Problem description. Go through the records line by line and work out how many lines hold the word "have". Answer with the number only.

[START OF Material for the task]

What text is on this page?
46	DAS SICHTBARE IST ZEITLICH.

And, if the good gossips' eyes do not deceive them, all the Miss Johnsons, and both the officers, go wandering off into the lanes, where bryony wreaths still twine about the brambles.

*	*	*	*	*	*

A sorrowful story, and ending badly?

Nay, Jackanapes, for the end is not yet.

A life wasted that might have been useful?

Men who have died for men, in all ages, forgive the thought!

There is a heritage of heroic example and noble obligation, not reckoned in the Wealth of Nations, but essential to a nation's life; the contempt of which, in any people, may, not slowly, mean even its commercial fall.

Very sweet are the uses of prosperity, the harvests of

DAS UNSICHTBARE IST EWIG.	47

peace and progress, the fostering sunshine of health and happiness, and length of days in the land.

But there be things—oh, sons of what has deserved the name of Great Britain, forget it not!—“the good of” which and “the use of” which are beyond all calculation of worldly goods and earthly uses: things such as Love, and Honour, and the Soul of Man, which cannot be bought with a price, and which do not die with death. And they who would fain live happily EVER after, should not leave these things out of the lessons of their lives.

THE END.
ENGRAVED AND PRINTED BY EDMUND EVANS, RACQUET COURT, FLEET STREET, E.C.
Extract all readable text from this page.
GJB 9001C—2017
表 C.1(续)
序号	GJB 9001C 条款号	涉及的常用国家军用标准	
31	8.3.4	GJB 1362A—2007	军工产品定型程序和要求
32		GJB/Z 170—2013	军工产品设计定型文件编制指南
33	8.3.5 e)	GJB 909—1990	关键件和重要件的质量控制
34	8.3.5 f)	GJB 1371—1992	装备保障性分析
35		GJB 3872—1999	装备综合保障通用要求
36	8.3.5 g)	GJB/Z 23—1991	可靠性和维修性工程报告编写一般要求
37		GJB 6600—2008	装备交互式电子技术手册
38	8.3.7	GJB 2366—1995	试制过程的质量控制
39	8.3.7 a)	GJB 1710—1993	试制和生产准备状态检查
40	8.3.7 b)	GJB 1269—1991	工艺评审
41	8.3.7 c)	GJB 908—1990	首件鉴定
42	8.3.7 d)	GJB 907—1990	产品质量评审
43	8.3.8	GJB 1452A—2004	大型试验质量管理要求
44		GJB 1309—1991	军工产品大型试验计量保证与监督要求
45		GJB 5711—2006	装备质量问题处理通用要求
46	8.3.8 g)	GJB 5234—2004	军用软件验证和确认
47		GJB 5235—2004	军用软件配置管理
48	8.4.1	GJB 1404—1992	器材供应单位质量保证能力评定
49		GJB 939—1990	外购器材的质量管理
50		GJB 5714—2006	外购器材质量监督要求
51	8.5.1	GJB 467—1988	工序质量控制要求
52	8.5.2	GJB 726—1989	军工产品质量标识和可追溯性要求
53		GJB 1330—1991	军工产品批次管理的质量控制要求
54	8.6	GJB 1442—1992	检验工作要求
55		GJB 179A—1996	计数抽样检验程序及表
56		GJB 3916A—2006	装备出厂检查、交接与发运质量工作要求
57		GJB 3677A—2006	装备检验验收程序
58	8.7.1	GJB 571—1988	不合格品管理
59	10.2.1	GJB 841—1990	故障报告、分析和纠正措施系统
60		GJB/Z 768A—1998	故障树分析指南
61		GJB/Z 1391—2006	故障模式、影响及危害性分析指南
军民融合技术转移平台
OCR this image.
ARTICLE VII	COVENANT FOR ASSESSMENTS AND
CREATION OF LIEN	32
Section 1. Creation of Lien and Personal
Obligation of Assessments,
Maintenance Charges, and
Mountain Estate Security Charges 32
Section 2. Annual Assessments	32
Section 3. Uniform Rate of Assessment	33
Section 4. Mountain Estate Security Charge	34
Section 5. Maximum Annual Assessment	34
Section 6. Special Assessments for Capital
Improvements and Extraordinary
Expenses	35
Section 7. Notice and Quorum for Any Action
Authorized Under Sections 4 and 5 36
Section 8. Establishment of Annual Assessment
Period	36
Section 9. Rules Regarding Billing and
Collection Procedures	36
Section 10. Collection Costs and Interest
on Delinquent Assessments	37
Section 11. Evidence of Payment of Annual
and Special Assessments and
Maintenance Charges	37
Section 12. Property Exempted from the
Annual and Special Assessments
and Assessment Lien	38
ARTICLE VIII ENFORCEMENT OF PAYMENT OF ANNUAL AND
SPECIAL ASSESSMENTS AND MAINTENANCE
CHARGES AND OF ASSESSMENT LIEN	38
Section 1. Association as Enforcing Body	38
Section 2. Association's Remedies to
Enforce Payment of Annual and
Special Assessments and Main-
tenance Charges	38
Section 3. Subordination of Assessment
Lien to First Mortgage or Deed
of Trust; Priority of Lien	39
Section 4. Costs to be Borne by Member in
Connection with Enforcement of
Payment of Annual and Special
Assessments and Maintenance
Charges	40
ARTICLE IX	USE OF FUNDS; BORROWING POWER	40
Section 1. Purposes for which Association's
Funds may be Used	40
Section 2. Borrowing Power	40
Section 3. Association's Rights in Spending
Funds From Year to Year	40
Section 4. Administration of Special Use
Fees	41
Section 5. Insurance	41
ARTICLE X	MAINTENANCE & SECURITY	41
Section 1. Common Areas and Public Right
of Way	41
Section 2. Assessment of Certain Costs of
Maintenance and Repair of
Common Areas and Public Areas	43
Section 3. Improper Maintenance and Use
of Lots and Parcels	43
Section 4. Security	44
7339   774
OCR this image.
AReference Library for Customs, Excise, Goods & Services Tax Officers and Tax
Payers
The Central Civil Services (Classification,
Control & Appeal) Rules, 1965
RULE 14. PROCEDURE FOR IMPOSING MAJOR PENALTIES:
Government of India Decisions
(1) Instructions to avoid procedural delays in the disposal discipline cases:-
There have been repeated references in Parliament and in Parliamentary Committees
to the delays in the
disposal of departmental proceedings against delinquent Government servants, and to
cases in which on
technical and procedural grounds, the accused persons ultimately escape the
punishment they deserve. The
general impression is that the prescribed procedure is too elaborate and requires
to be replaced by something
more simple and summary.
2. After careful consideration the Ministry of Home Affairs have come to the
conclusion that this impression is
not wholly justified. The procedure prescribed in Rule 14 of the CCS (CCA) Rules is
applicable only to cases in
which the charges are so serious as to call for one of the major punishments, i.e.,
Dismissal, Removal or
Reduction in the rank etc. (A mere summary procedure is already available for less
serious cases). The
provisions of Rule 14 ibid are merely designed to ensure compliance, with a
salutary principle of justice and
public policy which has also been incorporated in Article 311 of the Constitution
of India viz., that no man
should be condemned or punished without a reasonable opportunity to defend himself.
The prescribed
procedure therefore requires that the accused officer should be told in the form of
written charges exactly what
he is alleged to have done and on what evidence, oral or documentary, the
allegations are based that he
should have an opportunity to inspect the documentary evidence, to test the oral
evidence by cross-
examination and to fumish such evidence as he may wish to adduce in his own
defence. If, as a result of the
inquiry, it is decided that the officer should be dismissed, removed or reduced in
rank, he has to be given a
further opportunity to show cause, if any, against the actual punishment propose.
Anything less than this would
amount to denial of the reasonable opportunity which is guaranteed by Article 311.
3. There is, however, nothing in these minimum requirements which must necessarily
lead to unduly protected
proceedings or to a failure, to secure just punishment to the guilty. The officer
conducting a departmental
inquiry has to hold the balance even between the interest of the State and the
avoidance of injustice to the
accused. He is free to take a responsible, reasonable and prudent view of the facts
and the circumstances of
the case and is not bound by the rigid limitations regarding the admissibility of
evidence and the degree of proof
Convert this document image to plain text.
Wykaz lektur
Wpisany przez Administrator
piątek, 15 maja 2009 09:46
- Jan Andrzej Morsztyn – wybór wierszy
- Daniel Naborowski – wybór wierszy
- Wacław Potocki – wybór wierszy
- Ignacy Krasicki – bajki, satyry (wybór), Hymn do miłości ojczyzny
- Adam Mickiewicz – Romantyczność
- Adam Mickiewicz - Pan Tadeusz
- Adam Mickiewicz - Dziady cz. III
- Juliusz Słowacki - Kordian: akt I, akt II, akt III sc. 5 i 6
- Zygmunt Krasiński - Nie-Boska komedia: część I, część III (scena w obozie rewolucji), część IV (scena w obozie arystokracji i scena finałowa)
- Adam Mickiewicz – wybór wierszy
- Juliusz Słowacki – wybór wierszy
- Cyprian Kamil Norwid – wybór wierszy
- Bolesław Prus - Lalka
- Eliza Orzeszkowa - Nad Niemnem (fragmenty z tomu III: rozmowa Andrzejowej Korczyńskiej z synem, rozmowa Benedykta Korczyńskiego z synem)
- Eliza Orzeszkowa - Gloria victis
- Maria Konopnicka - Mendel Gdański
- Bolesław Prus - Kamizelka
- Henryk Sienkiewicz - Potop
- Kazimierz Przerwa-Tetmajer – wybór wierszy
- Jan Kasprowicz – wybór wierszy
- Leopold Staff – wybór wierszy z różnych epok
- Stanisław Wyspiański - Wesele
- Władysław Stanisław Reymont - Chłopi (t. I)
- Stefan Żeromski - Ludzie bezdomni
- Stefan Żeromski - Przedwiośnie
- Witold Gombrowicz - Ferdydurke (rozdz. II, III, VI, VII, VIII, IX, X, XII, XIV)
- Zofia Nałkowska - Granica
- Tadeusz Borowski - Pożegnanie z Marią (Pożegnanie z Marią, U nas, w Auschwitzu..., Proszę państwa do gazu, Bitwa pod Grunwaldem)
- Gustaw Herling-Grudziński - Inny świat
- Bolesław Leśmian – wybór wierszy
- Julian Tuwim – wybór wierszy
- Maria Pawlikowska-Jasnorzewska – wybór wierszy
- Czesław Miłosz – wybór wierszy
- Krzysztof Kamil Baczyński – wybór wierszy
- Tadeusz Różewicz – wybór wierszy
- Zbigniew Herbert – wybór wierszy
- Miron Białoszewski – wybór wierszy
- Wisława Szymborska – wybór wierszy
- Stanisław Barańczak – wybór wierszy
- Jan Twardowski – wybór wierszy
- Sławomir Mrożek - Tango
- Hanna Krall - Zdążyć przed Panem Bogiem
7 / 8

[END OF Material for the task]

Task result. 6